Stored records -
[BEGIN]

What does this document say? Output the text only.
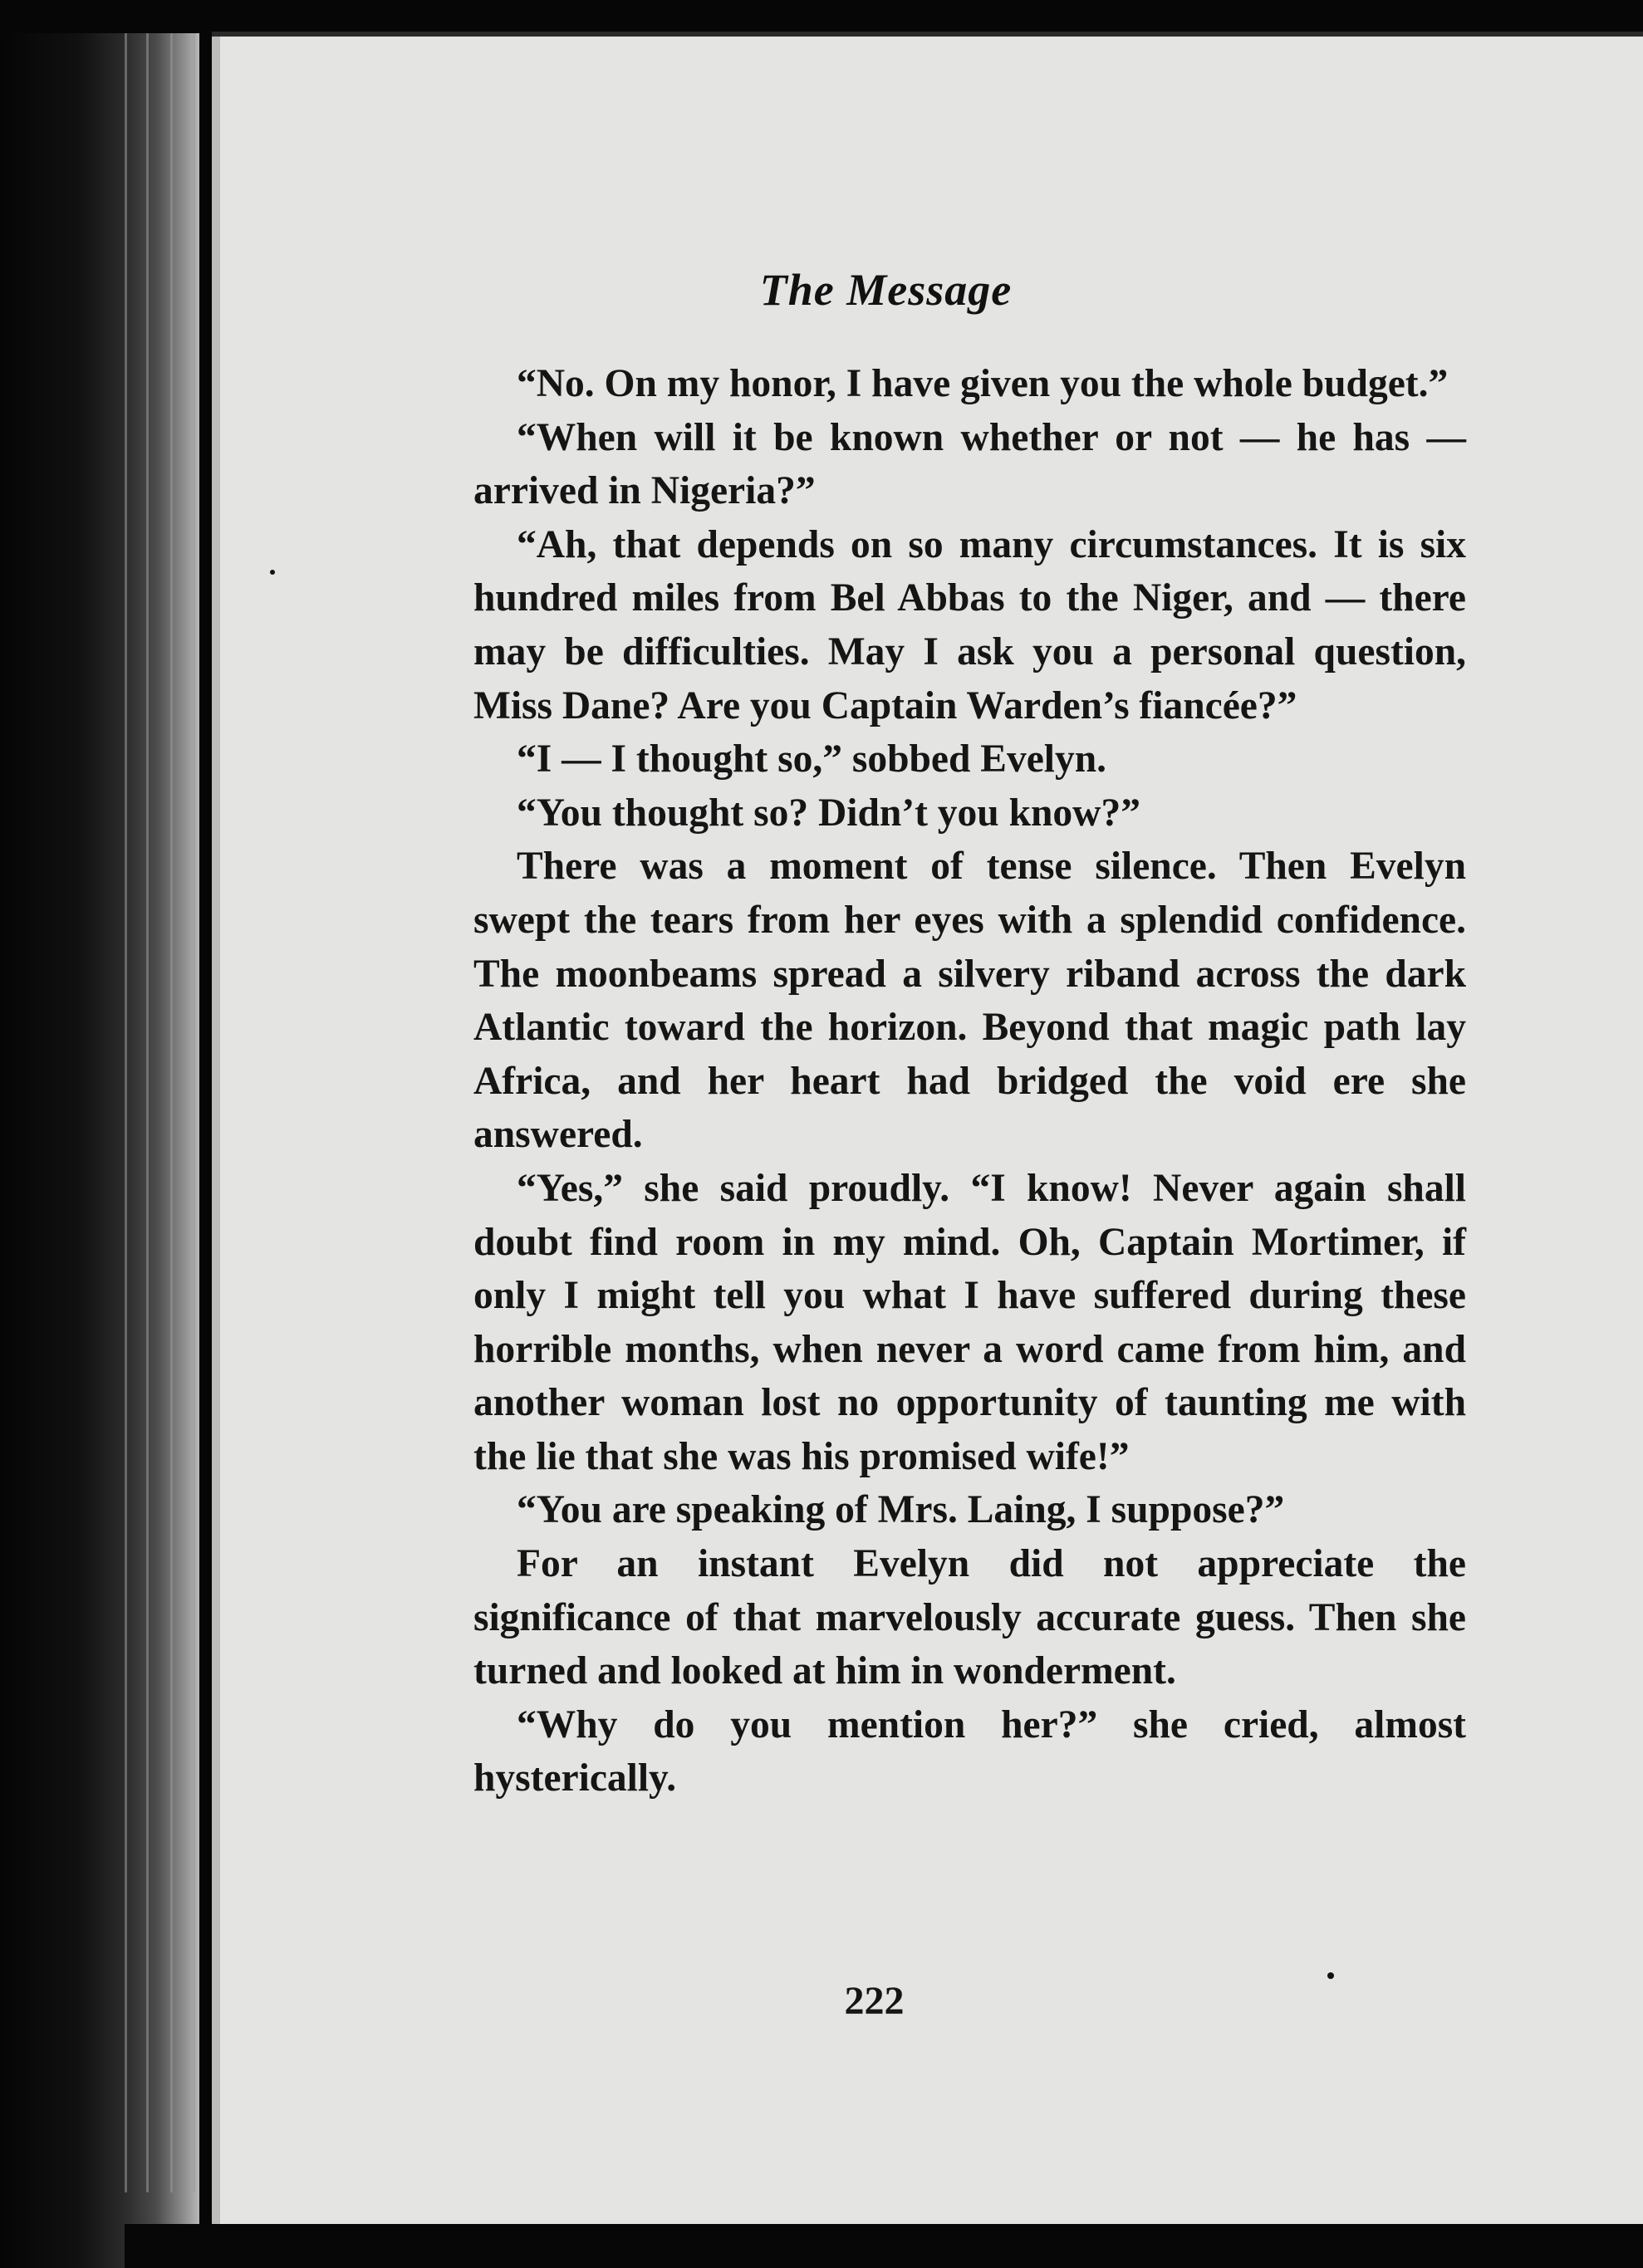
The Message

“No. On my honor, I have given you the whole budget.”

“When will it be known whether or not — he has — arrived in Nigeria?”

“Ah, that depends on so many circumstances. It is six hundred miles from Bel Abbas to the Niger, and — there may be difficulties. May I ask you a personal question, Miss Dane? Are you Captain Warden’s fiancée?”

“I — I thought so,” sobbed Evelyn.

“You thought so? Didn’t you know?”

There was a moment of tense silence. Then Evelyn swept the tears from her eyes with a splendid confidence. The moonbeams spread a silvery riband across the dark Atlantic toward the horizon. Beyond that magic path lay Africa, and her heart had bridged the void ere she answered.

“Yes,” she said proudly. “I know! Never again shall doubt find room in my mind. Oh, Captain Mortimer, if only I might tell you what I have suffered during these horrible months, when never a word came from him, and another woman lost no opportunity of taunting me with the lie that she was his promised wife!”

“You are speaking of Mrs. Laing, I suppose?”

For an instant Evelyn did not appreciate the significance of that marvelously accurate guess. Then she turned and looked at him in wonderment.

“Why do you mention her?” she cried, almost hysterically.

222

[END]
[BEGIN]

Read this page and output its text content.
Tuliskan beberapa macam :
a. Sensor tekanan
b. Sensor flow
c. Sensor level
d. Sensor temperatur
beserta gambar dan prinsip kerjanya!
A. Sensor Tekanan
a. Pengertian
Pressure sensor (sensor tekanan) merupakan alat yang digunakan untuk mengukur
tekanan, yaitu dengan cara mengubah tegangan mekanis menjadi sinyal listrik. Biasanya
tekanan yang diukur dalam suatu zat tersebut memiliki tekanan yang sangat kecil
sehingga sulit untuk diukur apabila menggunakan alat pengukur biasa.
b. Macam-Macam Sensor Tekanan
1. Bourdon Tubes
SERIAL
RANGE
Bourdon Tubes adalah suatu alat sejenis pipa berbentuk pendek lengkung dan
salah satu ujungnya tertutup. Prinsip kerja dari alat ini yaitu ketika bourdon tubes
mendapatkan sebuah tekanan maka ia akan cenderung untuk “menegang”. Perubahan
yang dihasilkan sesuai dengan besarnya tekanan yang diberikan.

[END]

PROBLEM DESCRIPTION - Which lines hold the word "suatu"? Copy each of them from the records.

THE REPLY -
tekanan yang diukur dalam suatu zat tersebut memiliki tekanan yang sangat kecil
Bourdon Tubes adalah suatu alat sejenis pipa berbentuk pendek lengkung dan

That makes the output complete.